Begin Provided information
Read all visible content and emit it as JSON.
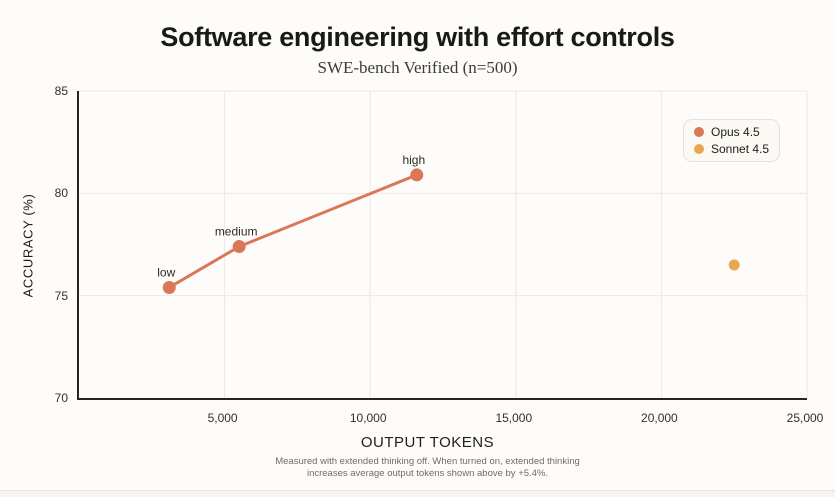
{
  "chart_data": {
    "type": "line",
    "title": "Software engineering with effort controls",
    "subtitle": "SWE-bench Verified (n=500)",
    "xlabel": "OUTPUT TOKENS",
    "ylabel": "ACCURACY (%)",
    "xlim": [
      0,
      25000
    ],
    "ylim": [
      70,
      85
    ],
    "grid": true,
    "legend_position": "top-right",
    "x_ticks": [
      {
        "value": 5000,
        "label": "5,000"
      },
      {
        "value": 10000,
        "label": "10,000"
      },
      {
        "value": 15000,
        "label": "15,000"
      },
      {
        "value": 20000,
        "label": "20,000"
      },
      {
        "value": 25000,
        "label": "25,000"
      }
    ],
    "y_ticks": [
      {
        "value": 70,
        "label": "70"
      },
      {
        "value": 75,
        "label": "75"
      },
      {
        "value": 80,
        "label": "80"
      },
      {
        "value": 85,
        "label": "85"
      }
    ],
    "series": [
      {
        "name": "Opus 4.5",
        "color": "#D97757",
        "line": true,
        "points": [
          {
            "x": 3100,
            "y": 75.4,
            "label": "low"
          },
          {
            "x": 5500,
            "y": 77.4,
            "label": "medium"
          },
          {
            "x": 11600,
            "y": 80.9,
            "label": "high"
          }
        ]
      },
      {
        "name": "Sonnet 4.5",
        "color": "#E9A84F",
        "line": false,
        "points": [
          {
            "x": 22500,
            "y": 76.5,
            "label": ""
          }
        ]
      }
    ],
    "footnote_line1": "Measured with extended thinking off. When turned on, extended thinking",
    "footnote_line2": "increases average output tokens shown above by +5.4%.",
    "colors": {
      "grid": "#ECE9E1",
      "axis": "#262522",
      "background": "#FDFCFA"
    }
  }
}
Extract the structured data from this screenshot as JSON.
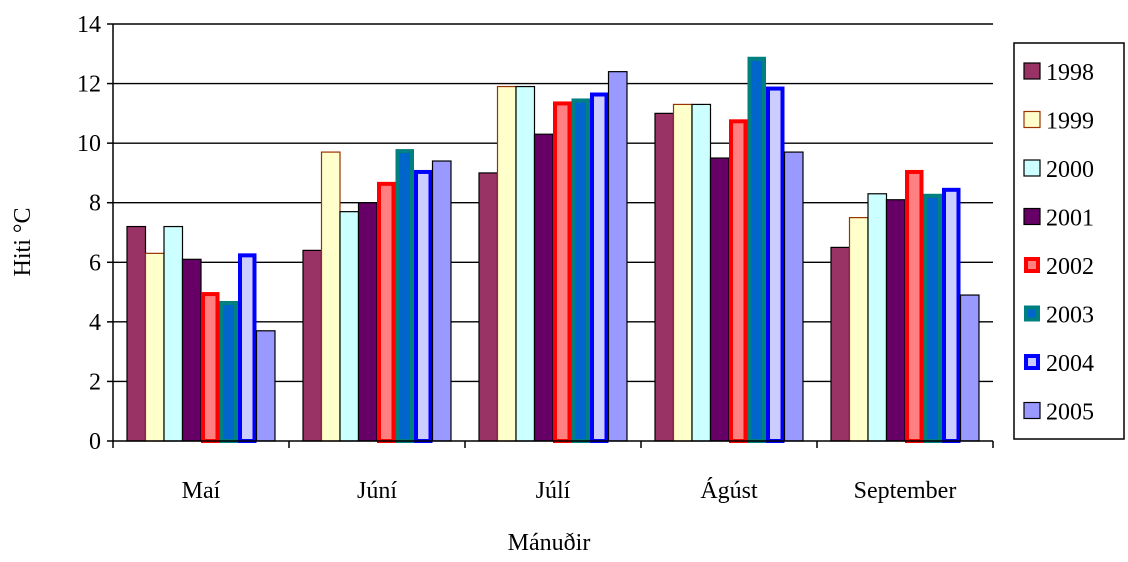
{
  "chart_data": {
    "type": "bar",
    "title": "",
    "xlabel": "Mánuðir",
    "ylabel": "Hiti °C",
    "ylim": [
      0,
      14
    ],
    "yticks": [
      0,
      2,
      4,
      6,
      8,
      10,
      12,
      14
    ],
    "categories": [
      "Maí",
      "Júní",
      "Júlí",
      "Ágúst",
      "September"
    ],
    "grid": true,
    "legend_position": "right",
    "series": [
      {
        "name": "1998",
        "values": [
          7.2,
          6.4,
          9.0,
          11.0,
          6.5
        ],
        "fill": "#993366",
        "stroke": "#000000",
        "stroke_weight": "thin"
      },
      {
        "name": "1999",
        "values": [
          6.3,
          9.7,
          11.9,
          11.3,
          7.5
        ],
        "fill": "#FFFFCC",
        "stroke": "#993300",
        "stroke_weight": "thin"
      },
      {
        "name": "2000",
        "values": [
          7.2,
          7.7,
          11.9,
          11.3,
          8.3
        ],
        "fill": "#CCFFFF",
        "stroke": "#000000",
        "stroke_weight": "thin"
      },
      {
        "name": "2001",
        "values": [
          6.1,
          8.0,
          10.3,
          9.5,
          8.1
        ],
        "fill": "#660066",
        "stroke": "#000000",
        "stroke_weight": "thin"
      },
      {
        "name": "2002",
        "values": [
          5.0,
          8.7,
          11.4,
          10.8,
          9.1
        ],
        "fill": "#FF8080",
        "stroke": "#FF0000",
        "stroke_weight": "thick"
      },
      {
        "name": "2003",
        "values": [
          4.7,
          9.8,
          11.5,
          12.9,
          8.3
        ],
        "fill": "#0066CC",
        "stroke": "#008080",
        "stroke_weight": "thick"
      },
      {
        "name": "2004",
        "values": [
          6.3,
          9.1,
          11.7,
          11.9,
          8.5
        ],
        "fill": "#CCCCFF",
        "stroke": "#0000FF",
        "stroke_weight": "thick"
      },
      {
        "name": "2005",
        "values": [
          3.7,
          9.4,
          12.4,
          9.7,
          4.9
        ],
        "fill": "#9999FF",
        "stroke": "#000000",
        "stroke_weight": "thin"
      }
    ]
  }
}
End Provided information
Your goal: Without the pictures, write out all of the material exactly.

Exercise result:
Read all visible content and emit it as JSON.
{
  "chart_data": {
    "type": "line",
    "title": "Software engineering with effort controls",
    "subtitle": "SWE-bench Verified (n=500)",
    "xlabel": "OUTPUT TOKENS",
    "ylabel": "ACCURACY (%)",
    "xlim": [
      0,
      25000
    ],
    "ylim": [
      70,
      85
    ],
    "grid": true,
    "legend_position": "top-right",
    "x_ticks": [
      {
        "value": 5000,
        "label": "5,000"
      },
      {
        "value": 10000,
        "label": "10,000"
      },
      {
        "value": 15000,
        "label": "15,000"
      },
      {
        "value": 20000,
        "label": "20,000"
      },
      {
        "value": 25000,
        "label": "25,000"
      }
    ],
    "y_ticks": [
      {
        "value": 70,
        "label": "70"
      },
      {
        "value": 75,
        "label": "75"
      },
      {
        "value": 80,
        "label": "80"
      },
      {
        "value": 85,
        "label": "85"
      }
    ],
    "series": [
      {
        "name": "Opus 4.5",
        "color": "#D97757",
        "line": true,
        "points": [
          {
            "x": 3100,
            "y": 75.4,
            "label": "low"
          },
          {
            "x": 5500,
            "y": 77.4,
            "label": "medium"
          },
          {
            "x": 11600,
            "y": 80.9,
            "label": "high"
          }
        ]
      },
      {
        "name": "Sonnet 4.5",
        "color": "#E9A84F",
        "line": false,
        "points": [
          {
            "x": 22500,
            "y": 76.5,
            "label": ""
          }
        ]
      }
    ],
    "footnote_line1": "Measured with extended thinking off. When turned on, extended thinking",
    "footnote_line2": "increases average output tokens shown above by +5.4%.",
    "colors": {
      "grid": "#ECE9E1",
      "axis": "#262522",
      "background": "#FDFCFA"
    }
  }
}
Extract the structured data from this screenshot as JSON.
{
  "chart_data": {
    "type": "bar",
    "title": "",
    "xlabel": "Mánuðir",
    "ylabel": "Hiti °C",
    "ylim": [
      0,
      14
    ],
    "yticks": [
      0,
      2,
      4,
      6,
      8,
      10,
      12,
      14
    ],
    "categories": [
      "Maí",
      "Júní",
      "Júlí",
      "Ágúst",
      "September"
    ],
    "grid": true,
    "legend_position": "right",
    "series": [
      {
        "name": "1998",
        "values": [
          7.2,
          6.4,
          9.0,
          11.0,
          6.5
        ],
        "fill": "#993366",
        "stroke": "#000000",
        "stroke_weight": "thin"
      },
      {
        "name": "1999",
        "values": [
          6.3,
          9.7,
          11.9,
          11.3,
          7.5
        ],
        "fill": "#FFFFCC",
        "stroke": "#993300",
        "stroke_weight": "thin"
      },
      {
        "name": "2000",
        "values": [
          7.2,
          7.7,
          11.9,
          11.3,
          8.3
        ],
        "fill": "#CCFFFF",
        "stroke": "#000000",
        "stroke_weight": "thin"
      },
      {
        "name": "2001",
        "values": [
          6.1,
          8.0,
          10.3,
          9.5,
          8.1
        ],
        "fill": "#660066",
        "stroke": "#000000",
        "stroke_weight": "thin"
      },
      {
        "name": "2002",
        "values": [
          5.0,
          8.7,
          11.4,
          10.8,
          9.1
        ],
        "fill": "#FF8080",
        "stroke": "#FF0000",
        "stroke_weight": "thick"
      },
      {
        "name": "2003",
        "values": [
          4.7,
          9.8,
          11.5,
          12.9,
          8.3
        ],
        "fill": "#0066CC",
        "stroke": "#008080",
        "stroke_weight": "thick"
      },
      {
        "name": "2004",
        "values": [
          6.3,
          9.1,
          11.7,
          11.9,
          8.5
        ],
        "fill": "#CCCCFF",
        "stroke": "#0000FF",
        "stroke_weight": "thick"
      },
      {
        "name": "2005",
        "values": [
          3.7,
          9.4,
          12.4,
          9.7,
          4.9
        ],
        "fill": "#9999FF",
        "stroke": "#000000",
        "stroke_weight": "thin"
      }
    ]
  }
}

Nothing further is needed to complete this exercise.